WHAT TO PRODUCE
Copy each line that has the string "qadimgi" somewhere in it.

PROVIDED MATERIAL
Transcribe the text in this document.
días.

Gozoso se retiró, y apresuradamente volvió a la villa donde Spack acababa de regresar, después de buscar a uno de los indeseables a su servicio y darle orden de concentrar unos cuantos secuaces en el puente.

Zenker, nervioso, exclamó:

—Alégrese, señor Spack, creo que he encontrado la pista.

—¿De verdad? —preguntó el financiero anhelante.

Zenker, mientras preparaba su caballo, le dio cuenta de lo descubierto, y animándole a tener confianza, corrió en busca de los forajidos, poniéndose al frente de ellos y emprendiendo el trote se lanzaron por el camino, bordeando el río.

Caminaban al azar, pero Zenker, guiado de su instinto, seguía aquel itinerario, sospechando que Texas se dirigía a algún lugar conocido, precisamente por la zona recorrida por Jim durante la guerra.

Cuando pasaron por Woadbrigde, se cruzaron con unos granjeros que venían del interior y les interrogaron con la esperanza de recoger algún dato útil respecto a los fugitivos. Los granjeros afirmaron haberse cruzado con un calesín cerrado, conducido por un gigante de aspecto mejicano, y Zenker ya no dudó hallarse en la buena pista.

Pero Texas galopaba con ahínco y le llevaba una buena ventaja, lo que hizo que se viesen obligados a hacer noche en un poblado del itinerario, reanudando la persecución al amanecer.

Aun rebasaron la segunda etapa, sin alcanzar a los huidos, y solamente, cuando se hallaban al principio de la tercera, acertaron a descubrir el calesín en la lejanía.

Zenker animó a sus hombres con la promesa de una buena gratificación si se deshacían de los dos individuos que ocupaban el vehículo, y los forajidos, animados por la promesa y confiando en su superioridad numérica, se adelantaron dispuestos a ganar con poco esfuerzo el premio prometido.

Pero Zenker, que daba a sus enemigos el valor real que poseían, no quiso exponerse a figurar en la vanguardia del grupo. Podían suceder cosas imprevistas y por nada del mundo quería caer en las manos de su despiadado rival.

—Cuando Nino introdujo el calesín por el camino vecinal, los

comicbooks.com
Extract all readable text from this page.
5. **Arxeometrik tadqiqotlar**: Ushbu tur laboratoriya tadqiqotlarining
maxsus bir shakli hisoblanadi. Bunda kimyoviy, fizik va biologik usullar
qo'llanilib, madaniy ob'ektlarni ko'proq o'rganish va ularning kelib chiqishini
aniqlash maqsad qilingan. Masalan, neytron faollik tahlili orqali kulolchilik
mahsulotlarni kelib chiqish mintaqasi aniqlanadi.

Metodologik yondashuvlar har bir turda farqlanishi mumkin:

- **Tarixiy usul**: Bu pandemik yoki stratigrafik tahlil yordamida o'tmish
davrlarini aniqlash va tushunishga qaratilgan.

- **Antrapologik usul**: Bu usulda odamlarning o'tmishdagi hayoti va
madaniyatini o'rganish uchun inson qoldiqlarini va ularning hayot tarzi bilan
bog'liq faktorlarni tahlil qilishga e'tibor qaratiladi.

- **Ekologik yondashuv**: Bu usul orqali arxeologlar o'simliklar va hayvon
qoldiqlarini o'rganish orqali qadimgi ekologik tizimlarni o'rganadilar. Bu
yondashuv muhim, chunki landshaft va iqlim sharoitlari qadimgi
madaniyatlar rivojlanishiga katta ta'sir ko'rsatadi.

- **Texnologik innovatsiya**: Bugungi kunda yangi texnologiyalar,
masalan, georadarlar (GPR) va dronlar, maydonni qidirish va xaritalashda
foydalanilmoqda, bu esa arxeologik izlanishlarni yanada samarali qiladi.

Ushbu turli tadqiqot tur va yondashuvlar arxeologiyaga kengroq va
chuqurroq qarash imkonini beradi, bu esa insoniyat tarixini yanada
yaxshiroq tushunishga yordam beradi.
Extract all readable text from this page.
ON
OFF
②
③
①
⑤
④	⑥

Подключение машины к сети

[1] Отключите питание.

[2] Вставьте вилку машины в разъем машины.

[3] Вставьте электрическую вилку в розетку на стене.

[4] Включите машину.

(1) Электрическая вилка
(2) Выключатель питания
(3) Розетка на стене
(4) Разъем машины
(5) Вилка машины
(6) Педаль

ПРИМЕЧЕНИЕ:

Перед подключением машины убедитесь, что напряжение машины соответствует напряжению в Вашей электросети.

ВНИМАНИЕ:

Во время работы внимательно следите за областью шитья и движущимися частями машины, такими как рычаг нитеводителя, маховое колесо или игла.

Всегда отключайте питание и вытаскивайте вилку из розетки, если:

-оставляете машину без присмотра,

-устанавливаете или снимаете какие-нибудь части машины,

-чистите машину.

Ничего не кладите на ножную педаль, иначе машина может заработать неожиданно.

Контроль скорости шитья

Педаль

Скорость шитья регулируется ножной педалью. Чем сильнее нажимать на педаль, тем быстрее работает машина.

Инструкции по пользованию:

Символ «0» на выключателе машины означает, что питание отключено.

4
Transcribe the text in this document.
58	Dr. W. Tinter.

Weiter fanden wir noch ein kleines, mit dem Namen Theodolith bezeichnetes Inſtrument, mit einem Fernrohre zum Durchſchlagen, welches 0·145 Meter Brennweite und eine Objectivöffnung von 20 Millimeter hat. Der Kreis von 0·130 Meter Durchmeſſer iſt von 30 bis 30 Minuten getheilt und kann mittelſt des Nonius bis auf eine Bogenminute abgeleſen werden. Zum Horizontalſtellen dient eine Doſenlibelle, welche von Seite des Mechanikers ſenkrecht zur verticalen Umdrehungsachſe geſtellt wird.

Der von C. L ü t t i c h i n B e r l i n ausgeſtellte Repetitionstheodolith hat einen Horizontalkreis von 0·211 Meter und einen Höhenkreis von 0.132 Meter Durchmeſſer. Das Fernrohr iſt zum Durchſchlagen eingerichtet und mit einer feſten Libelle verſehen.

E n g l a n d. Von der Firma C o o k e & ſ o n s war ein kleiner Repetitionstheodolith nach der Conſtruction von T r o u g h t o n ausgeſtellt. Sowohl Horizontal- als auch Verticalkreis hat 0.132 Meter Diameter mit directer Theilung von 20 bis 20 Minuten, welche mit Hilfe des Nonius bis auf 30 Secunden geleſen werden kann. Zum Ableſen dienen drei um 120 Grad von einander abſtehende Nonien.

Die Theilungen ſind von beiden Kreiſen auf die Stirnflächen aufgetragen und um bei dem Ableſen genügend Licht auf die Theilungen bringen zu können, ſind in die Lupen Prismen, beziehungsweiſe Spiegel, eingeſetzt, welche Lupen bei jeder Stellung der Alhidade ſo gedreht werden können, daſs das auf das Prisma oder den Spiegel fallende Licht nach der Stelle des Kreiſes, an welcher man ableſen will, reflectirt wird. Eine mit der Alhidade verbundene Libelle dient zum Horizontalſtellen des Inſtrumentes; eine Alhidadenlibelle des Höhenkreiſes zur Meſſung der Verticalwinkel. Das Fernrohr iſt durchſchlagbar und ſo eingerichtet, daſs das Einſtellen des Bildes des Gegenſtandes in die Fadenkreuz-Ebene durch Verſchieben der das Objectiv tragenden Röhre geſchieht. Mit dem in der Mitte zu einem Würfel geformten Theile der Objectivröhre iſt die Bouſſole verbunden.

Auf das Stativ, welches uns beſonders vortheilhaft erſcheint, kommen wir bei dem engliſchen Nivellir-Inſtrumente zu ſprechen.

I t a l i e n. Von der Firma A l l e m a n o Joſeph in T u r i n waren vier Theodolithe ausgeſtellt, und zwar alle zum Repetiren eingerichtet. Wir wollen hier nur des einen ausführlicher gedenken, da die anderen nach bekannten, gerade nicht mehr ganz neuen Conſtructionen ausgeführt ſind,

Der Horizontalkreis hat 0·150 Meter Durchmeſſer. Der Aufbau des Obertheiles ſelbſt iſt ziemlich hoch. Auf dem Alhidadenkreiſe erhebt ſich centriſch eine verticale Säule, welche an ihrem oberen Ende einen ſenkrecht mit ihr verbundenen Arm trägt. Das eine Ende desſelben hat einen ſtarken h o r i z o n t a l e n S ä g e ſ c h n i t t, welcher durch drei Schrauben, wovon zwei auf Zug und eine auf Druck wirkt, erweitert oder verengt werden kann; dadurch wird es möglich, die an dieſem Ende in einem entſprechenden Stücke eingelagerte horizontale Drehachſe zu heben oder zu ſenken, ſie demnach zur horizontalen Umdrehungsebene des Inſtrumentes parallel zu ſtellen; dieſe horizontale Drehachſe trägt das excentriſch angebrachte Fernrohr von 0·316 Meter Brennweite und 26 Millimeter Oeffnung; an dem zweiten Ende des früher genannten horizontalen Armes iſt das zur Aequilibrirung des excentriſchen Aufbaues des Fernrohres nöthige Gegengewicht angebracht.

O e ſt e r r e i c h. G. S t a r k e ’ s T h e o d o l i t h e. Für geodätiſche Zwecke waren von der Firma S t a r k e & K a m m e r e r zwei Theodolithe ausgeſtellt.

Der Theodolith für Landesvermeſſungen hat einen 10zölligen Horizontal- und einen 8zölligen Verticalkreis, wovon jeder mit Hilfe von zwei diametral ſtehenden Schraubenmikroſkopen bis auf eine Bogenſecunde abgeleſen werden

CORRECT RESPONSE
qoldiqlarini o'rganish orqali qadimgi ekologik tizimlarni o'rganadilar. Bu
yondashuv muhim, chunki landshaft va iqlim sharoitlari qadimgi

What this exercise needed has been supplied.